* START INPUT FOR THIS TASK *

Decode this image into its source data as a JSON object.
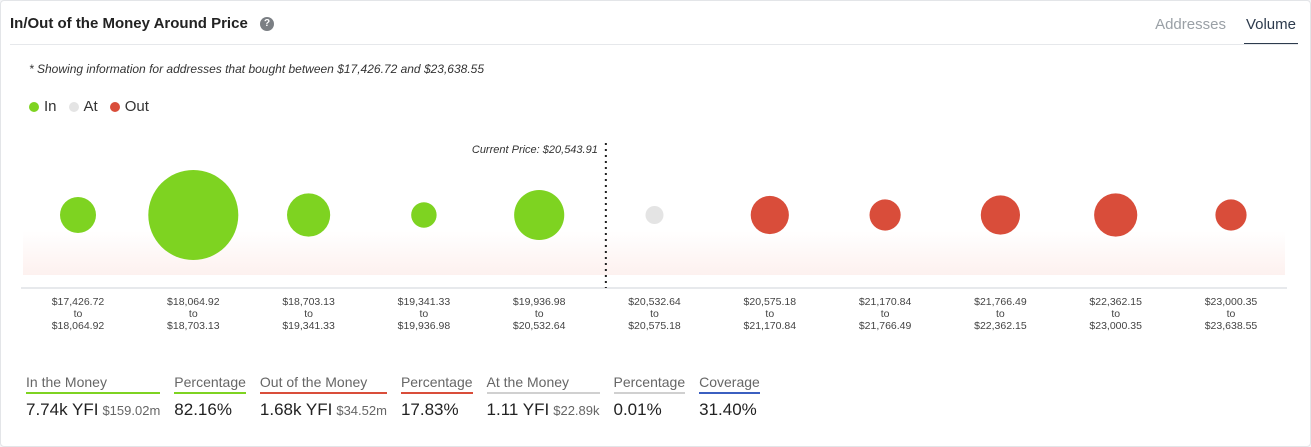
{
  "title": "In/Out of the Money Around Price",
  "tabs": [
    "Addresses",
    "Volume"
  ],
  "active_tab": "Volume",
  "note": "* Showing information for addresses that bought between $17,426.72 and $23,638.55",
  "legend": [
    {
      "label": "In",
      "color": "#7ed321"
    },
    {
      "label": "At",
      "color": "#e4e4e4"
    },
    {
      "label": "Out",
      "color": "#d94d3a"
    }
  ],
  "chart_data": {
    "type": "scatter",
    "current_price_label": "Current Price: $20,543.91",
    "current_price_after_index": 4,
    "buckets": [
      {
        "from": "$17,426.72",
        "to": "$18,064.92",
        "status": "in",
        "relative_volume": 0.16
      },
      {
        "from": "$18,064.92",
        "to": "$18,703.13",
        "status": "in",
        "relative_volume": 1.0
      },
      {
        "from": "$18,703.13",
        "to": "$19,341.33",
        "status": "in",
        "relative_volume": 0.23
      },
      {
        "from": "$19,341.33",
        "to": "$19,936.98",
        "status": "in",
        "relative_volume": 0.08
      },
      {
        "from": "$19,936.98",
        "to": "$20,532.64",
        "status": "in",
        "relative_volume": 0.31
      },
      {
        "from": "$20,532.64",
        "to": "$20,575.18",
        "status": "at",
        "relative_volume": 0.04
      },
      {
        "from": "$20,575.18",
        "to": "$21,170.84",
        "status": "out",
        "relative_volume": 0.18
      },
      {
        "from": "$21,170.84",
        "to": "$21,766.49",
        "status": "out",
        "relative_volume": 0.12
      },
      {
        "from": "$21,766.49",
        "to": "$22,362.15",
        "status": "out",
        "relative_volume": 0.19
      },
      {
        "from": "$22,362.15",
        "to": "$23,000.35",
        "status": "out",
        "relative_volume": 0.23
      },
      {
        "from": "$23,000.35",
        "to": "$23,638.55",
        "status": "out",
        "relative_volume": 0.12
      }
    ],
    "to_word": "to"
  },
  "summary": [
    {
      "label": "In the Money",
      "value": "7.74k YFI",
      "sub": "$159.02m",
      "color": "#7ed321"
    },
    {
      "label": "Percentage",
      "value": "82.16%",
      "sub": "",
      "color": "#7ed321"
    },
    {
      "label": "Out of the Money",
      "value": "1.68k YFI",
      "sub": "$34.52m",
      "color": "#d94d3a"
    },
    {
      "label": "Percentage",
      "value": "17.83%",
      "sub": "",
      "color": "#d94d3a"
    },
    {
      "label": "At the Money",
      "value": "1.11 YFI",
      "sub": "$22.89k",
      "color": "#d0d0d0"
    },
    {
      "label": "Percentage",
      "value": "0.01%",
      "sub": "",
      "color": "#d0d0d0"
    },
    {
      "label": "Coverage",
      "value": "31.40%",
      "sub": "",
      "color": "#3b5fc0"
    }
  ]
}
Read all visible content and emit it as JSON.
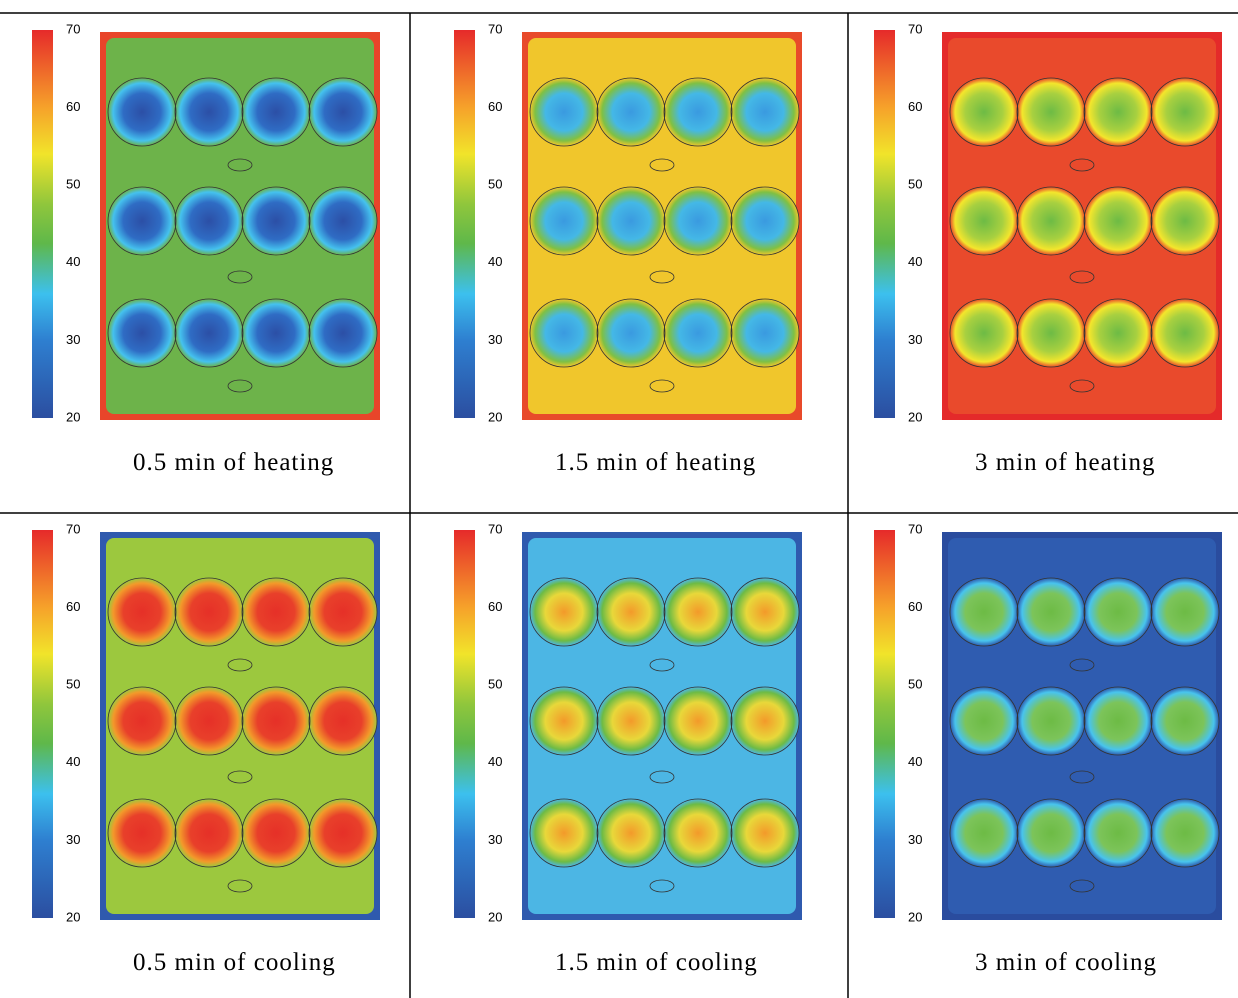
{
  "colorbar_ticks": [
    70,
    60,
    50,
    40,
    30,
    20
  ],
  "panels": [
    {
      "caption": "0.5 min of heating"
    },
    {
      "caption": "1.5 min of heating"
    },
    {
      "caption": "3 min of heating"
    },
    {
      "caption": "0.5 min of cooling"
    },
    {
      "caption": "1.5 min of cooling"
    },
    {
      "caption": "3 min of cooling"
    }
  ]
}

* END INPUT FOR THIS TASK *

EXERCISE DETAILS: Among the lines of the data, identify those with the word "caption". Copy each of them.

EXERCISE RESULT:
      "caption": "0.5 min of heating"
      "caption": "1.5 min of heating"
      "caption": "3 min of heating"
      "caption": "0.5 min of cooling"
      "caption": "1.5 min of cooling"
      "caption": "3 min of cooling"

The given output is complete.